### RECORD EXTRACTS

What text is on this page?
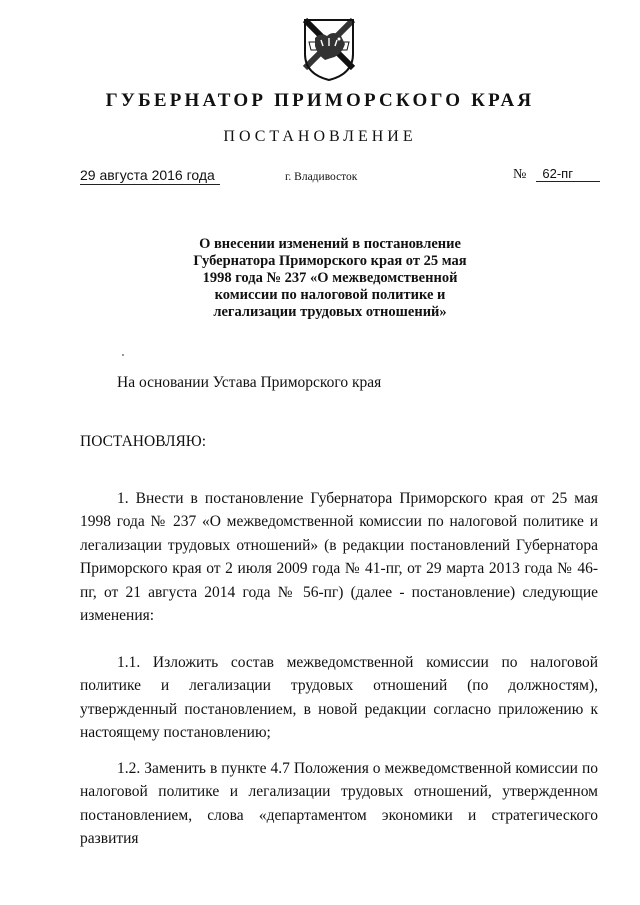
ГУБЕРНАТОР ПРИМОРСКОГО КРАЯ
ПОСТАНОВЛЕНИЕ
29 августа 2016 года	г. Владивосток	№ 62-пг
О внесении изменений в постановление Губернатора Приморского края от 25 мая 1998 года № 237 «О межведомственной комиссии по налоговой политике и легализации трудовых отношений»
На основании Устава Приморского края
ПОСТАНОВЛЯЮ:

1. Внести в постановление Губернатора Приморского края от 25 мая 1998 года № 237 «О межведомственной комиссии по налоговой политике и легализации трудовых отношений» (в редакции постановлений Губернатора Приморского края от 2 июля 2009 года № 41-пг, от 29 марта 2013 года № 46-пг, от 21 августа 2014 года № 56-пг) (далее - постановление) следующие изменения:

1.1. Изложить состав межведомственной комиссии по налоговой политике и легализации трудовых отношений (по должностям), утвержденный постановлением, в новой редакции согласно приложению к настоящему постановлению;

1.2. Заменить в пункте 4.7 Положения о межведомственной комиссии по налоговой политике и легализации трудовых отношений, утвержденном постановлением, слова «департаментом экономики и стратегического развития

######

REQUIREMENT: In your copy of the listing above, reproduce each line exactly and omit all pictures.

ANSWER TO THIS PROBLEM:
What text is on this page?
ГУБЕРНАТОР ПРИМОРСКОГО КРАЯ
ПОСТАНОВЛЕНИЕ
29 августа 2016 года	г. Владивосток	№ 62-пг
О внесении изменений в постановление Губернатора Приморского края от 25 мая 1998 года № 237 «О межведомственной комиссии по налоговой политике и легализации трудовых отношений»
На основании Устава Приморского края
ПОСТАНОВЛЯЮ:

1. Внести в постановление Губернатора Приморского края от 25 мая 1998 года № 237 «О межведомственной комиссии по налоговой политике и легализации трудовых отношений» (в редакции постановлений Губернатора Приморского края от 2 июля 2009 года № 41-пг, от 29 марта 2013 года № 46-пг, от 21 августа 2014 года № 56-пг) (далее - постановление) следующие изменения:

1.1. Изложить состав межведомственной комиссии по налоговой политике и легализации трудовых отношений (по должностям), утвержденный постановлением, в новой редакции согласно приложению к настоящему постановлению;

1.2. Заменить в пункте 4.7 Положения о межведомственной комиссии по налоговой политике и легализации трудовых отношений, утвержденном постановлением, слова «департаментом экономики и стратегического развития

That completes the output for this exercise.